▶ _STATED EXERCISE_
Check each line of the records below and collect those holding "avantageuse".

Stored entries:
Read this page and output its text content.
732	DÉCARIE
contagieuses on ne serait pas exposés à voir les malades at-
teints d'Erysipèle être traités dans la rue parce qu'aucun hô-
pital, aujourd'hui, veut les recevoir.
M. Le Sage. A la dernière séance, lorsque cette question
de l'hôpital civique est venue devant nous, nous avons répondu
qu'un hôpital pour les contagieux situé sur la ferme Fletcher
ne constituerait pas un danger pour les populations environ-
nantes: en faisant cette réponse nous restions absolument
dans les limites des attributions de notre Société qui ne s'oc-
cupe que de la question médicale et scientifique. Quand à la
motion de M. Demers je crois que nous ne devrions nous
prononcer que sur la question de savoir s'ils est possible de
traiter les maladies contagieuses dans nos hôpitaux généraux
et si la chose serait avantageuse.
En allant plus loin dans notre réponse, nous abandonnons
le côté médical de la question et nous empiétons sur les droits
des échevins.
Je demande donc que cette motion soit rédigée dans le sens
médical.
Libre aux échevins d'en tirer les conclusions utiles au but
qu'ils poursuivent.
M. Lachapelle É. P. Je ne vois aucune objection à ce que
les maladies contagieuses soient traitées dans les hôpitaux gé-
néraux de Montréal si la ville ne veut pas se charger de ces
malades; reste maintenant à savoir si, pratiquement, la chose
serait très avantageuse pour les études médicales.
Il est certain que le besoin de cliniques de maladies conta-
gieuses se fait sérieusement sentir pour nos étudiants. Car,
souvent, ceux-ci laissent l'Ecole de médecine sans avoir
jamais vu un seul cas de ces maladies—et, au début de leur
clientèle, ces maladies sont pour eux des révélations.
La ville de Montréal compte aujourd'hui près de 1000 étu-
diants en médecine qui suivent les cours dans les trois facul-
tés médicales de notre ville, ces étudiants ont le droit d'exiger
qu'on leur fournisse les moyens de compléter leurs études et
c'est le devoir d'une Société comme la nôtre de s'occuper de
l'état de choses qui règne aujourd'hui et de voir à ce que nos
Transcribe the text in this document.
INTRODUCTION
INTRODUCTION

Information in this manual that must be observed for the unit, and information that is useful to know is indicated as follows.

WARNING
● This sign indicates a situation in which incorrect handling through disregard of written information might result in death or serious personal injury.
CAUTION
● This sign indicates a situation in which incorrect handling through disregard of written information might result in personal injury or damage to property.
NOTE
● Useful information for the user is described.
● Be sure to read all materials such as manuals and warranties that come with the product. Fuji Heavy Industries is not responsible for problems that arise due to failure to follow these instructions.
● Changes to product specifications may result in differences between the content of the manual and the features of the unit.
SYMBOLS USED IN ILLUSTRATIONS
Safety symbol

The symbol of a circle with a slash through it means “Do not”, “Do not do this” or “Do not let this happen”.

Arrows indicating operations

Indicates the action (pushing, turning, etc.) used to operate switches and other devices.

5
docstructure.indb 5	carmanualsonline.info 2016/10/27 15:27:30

▶ _FULL RESPONSE_
et si la chose serait avantageuse.
serait très avantageuse pour les études médicales.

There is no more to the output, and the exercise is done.